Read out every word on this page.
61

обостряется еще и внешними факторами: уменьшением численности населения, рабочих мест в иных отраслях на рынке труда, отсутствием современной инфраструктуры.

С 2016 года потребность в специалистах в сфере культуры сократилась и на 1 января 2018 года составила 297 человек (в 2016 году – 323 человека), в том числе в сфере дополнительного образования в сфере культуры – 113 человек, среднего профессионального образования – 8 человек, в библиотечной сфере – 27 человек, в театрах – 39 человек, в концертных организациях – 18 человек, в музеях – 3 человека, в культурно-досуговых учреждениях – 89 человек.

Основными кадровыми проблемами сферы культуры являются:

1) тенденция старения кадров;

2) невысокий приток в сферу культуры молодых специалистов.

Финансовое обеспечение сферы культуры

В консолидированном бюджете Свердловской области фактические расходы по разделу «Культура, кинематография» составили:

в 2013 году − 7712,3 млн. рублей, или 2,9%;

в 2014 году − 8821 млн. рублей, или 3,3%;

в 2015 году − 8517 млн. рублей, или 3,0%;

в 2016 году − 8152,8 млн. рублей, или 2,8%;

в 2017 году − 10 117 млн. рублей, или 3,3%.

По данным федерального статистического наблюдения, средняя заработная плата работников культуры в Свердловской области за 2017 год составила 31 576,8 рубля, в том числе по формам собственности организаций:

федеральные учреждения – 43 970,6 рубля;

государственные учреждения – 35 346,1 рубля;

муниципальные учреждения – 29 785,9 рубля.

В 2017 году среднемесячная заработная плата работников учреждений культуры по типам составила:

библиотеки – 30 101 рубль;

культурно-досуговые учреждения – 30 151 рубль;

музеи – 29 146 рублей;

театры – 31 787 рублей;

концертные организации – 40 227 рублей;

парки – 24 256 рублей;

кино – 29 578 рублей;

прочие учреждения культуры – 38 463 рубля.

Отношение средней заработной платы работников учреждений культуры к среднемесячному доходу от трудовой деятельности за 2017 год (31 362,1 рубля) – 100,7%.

To be done |
Copy out every line from the data above that has "заработная" in it.

Result below |
По данным федерального статистического наблюдения, средняя заработная плата работников культуры в Свердловской области за 2017 год составила 31 576,8 рубля, в том числе по формам собственности организаций:
В 2017 году среднемесячная заработная плата работников учреждений культуры по типам составила:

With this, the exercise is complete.